_STATED GOAL_
Of all the lines in the records below, how many hold the word "理清诗人感情线索"? Give the number alone.

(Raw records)
------------------------------
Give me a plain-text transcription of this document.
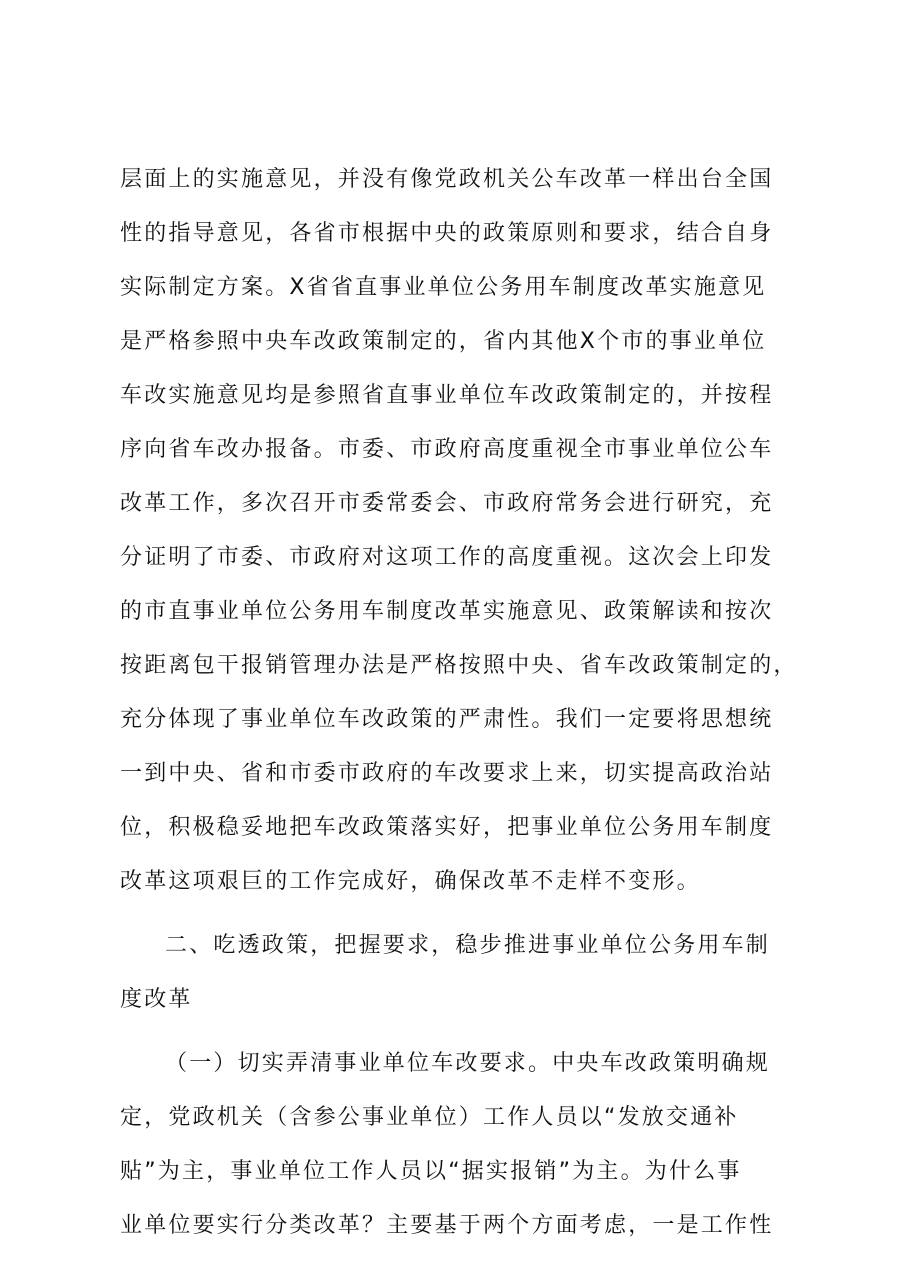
层面上的实施意见，并没有像党政机关公车改革一样出台全国
性的指导意见，各省市根据中央的政策原则和要求，结合自身
实际制定方案。X省省直事业单位公务用车制度改革实施意见
是严格参照中央车改政策制定的，省内其他X个市的事业单位
车改实施意见均是参照省直事业单位车改政策制定的，并按程
序向省车改办报备。市委、市政府高度重视全市事业单位公车
改革工作，多次召开市委常委会、市政府常务会进行研究，充
分证明了市委、市政府对这项工作的高度重视。这次会上印发
的市直事业单位公务用车制度改革实施意见、政策解读和按次
按距离包干报销管理办法是严格按照中央、省车改政策制定的，
充分体现了事业单位车改政策的严肃性。我们一定要将思想统
一到中央、省和市委市政府的车改要求上来，切实提高政治站
位，积极稳妥地把车改政策落实好，把事业单位公务用车制度
改革这项艰巨的工作完成好，确保改革不走样不变形。
二、吃透政策，把握要求，稳步推进事业单位公务用车制
度改革
（一）切实弄清事业单位车改要求。中央车改政策明确规
定，党政机关（含参公事业单位）工作人员以“发放交通补
贴”为主，事业单位工作人员以“据实报销”为主。为什么事
业单位要实行分类改革？主要基于两个方面考虑，一是工作性
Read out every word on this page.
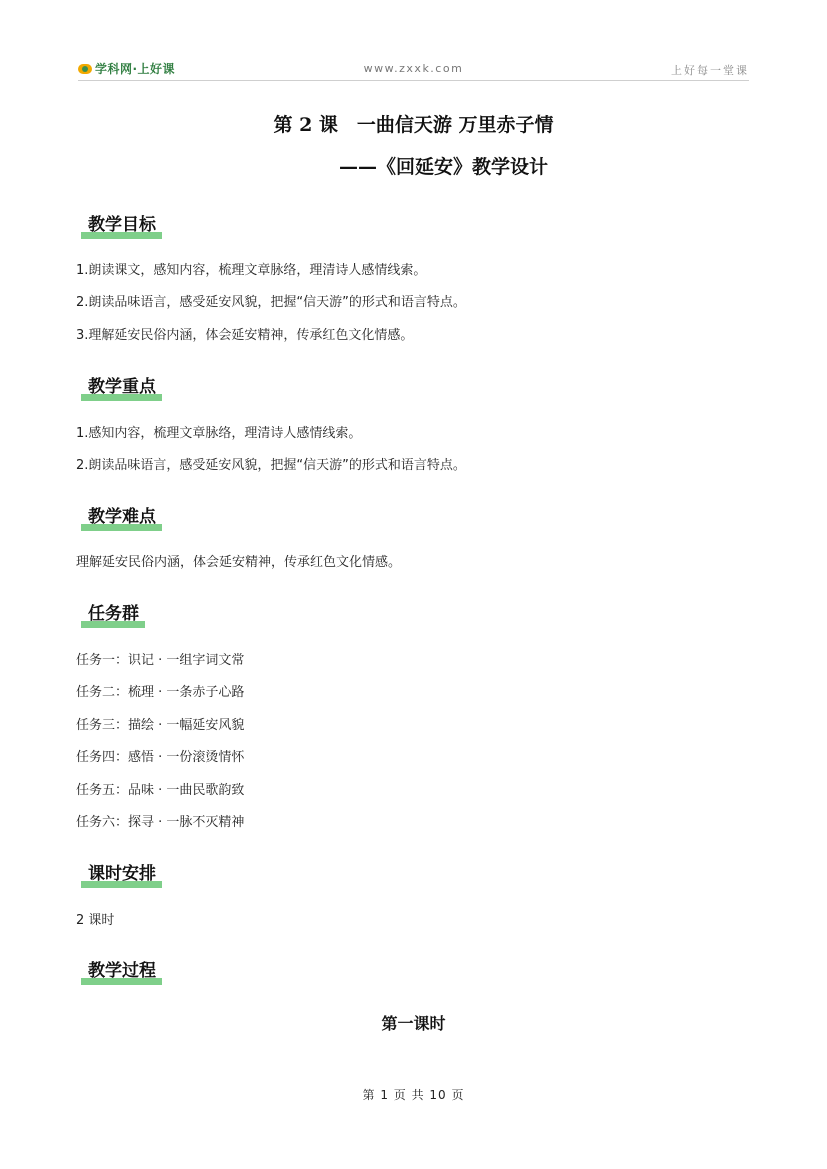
学科网·上好课	www.zxxk.com	上好每一堂课
第 2 课　一曲信天游 万里赤子情
——《回延安》教学设计
教学目标
1.朗读课文，感知内容，梳理文章脉络，理清诗人感情线索。
2.朗读品味语言，感受延安风貌，把握“信天游”的形式和语言特点。
3.理解延安民俗内涵，体会延安精神，传承红色文化情感。
教学重点
1.感知内容，梳理文章脉络，理清诗人感情线索。
2.朗读品味语言，感受延安风貌，把握“信天游”的形式和语言特点。
教学难点
理解延安民俗内涵，体会延安精神，传承红色文化情感。
任务群
任务一：识记 · 一组字词文常
任务二：梳理 · 一条赤子心路
任务三：描绘 · 一幅延安风貌
任务四：感悟 · 一份滚烫情怀
任务五：品味 · 一曲民歌韵致
任务六：探寻 · 一脉不灭精神
课时安排
2 课时
教学过程
第一课时
第 1 页 共 10 页
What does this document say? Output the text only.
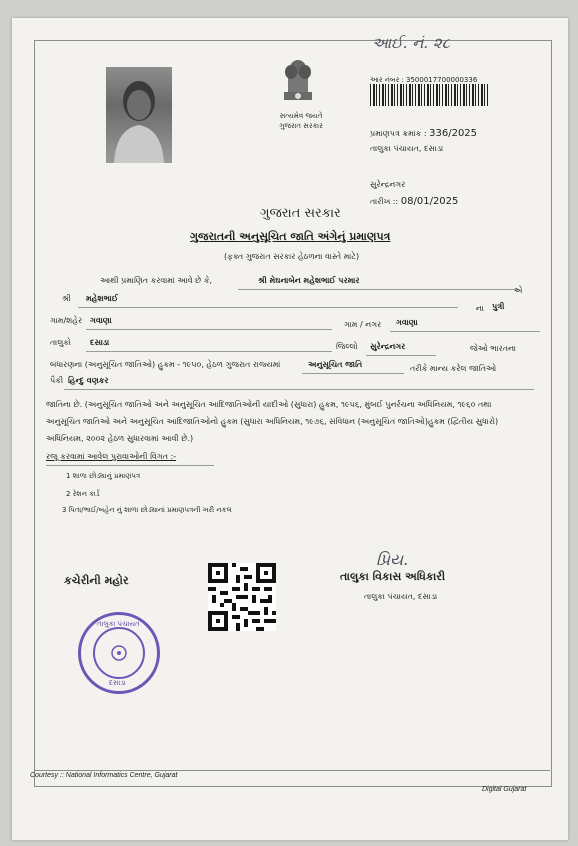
આઈ. નં. ૨૮
સત્યમેવ જયતે
ગુજરાત સરકાર
આર નંબર : 3500017700000336
પ્રમાણપત્ર ક્રમાંક : 336/2025
તાલુકા પંચાયત, દસાડા
સુરેન્દ્રનગર
તારીખ :: 08/01/2025
ગુજરાત સરકાર
ગુજરાતની અનુસૂચિત જાતિ અંગેનું પ્રમાણપત્ર
(ફક્ત ગુજરાત સરકાર હેઠળના વાસ્તે માટે)
આથી પ્રમાણિત કરવામાં આવે છે કે,	શ્રી મેઘનાબેન મહેશભાઈ પરમાર
એ
શ્રી મહેશભાઈ
ના પુત્રી
ગામ/શહેર ગવાણા	ગામ / નગર ગવાણા
તાલુકો દસાડા	જિલ્લો સુરેન્દ્રનગર	જેઓ ભારતના
બંધારણના (અનુસૂચિત જાતિઓ) હુકમ - ૧૯૫૦, હેઠળ ગુજરાત રાજ્યમાં	અનુસૂચિત જાતિ	તરીકે માન્ય કરેલ જાતિઓ
પૈકી હિન્દુ વણકર
જાતિના છે. (અનુસૂચિત જાતિઓ અને અનુસૂચિત આદિજાતિઓની યાદીઓ (સુધારા) હુકમ, ૧૯૫૬, મુંબઈ પુનર્રચના અધિનિયમ, ૧૯૬૦ તથા અનુસૂચિત જાતિઓ અને અનુસૂચિત આદિજાતિઓનો હુકમ (સુધારા અધિનિયમ, ૧૯૭૬, સંવિધાન (અનુસૂચિત જાતિઓ)હુકમ (દ્વિતીય સુધારો) અધિનિયમ, ૨૦૦૨ હેઠળ સુધારવામાં આવી છે.)
રજૂ કરવામાં આવેલ પુરાવાઓની વિગત :-
1 શાળા છોડ્યાનું પ્રમાણપત્ર
2 રેશન કાર્ડ
3 પિતા/ભાઈ/બહેન નું શાળા છોડ્યાનાં પ્રમાણપત્રની ખરી નકલ
કચેરીની મહોર
પ્રિય.
તાલુકા વિકાસ અધિકારી
તાલુકા પંચાયત, દસાડા
તાલુકા પંચાયત
દસાડા
Courtesy :: National Informatics Centre, Gujarat
Digital Gujarat
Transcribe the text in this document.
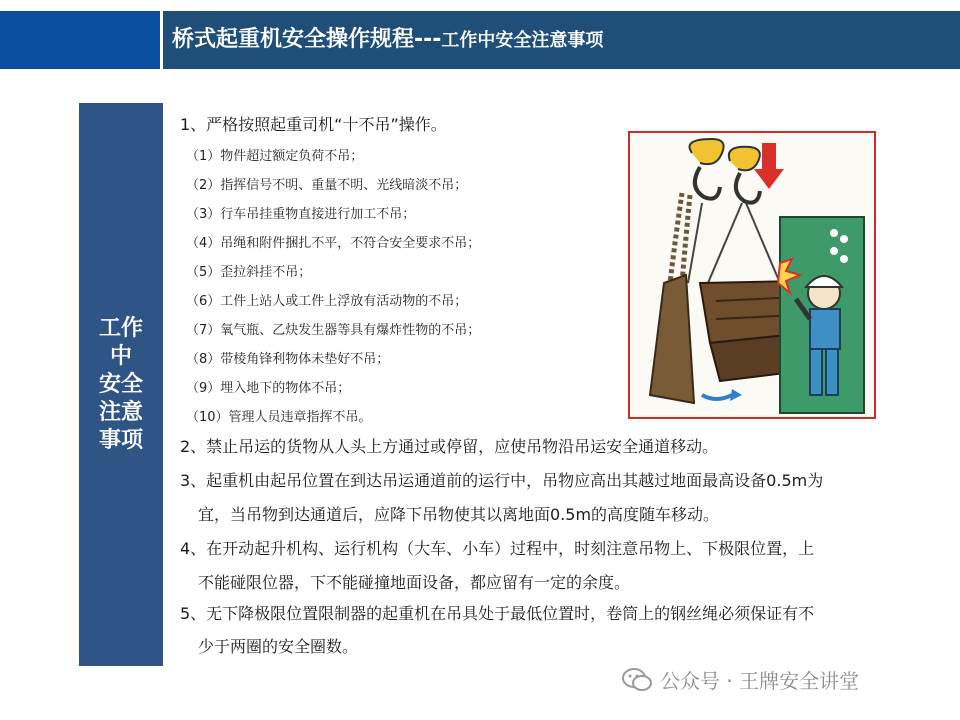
桥式起重机安全操作规程---工作中安全注意事项
工作
中
安全
注意
事项
1、严格按照起重司机“十不吊”操作。
（1）物件超过额定负荷不吊；
（2）指挥信号不明、重量不明、光线暗淡不吊；
（3）行车吊挂重物直接进行加工不吊；
（4）吊绳和附件捆扎不平，不符合安全要求不吊；
（5）歪拉斜挂不吊；
（6）工件上站人或工件上浮放有活动物的不吊；
（7）氧气瓶、乙炔发生器等具有爆炸性物的不吊；
（8）带棱角锋利物体未垫好不吊；
（9）埋入地下的物体不吊；
（10）管理人员违章指挥不吊。
2、禁止吊运的货物从人头上方通过或停留，应使吊物沿吊运安全通道移动。
3、起重机由起吊位置在到达吊运通道前的运行中，吊物应高出其越过地面最高设备0.5m为
宜，当吊物到达通道后，应降下吊物使其以离地面0.5m的高度随车移动。
4、在开动起升机构、运行机构（大车、小车）过程中，时刻注意吊物上、下极限位置，上
不能碰限位器，下不能碰撞地面设备，都应留有一定的余度。
5、无下降极限位置限制器的起重机在吊具处于最低位置时，卷筒上的钢丝绳必须保证有不
少于两圈的安全圈数。
公众号 · 王牌安全讲堂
------------------------------
_OUTPUT BELOW_
2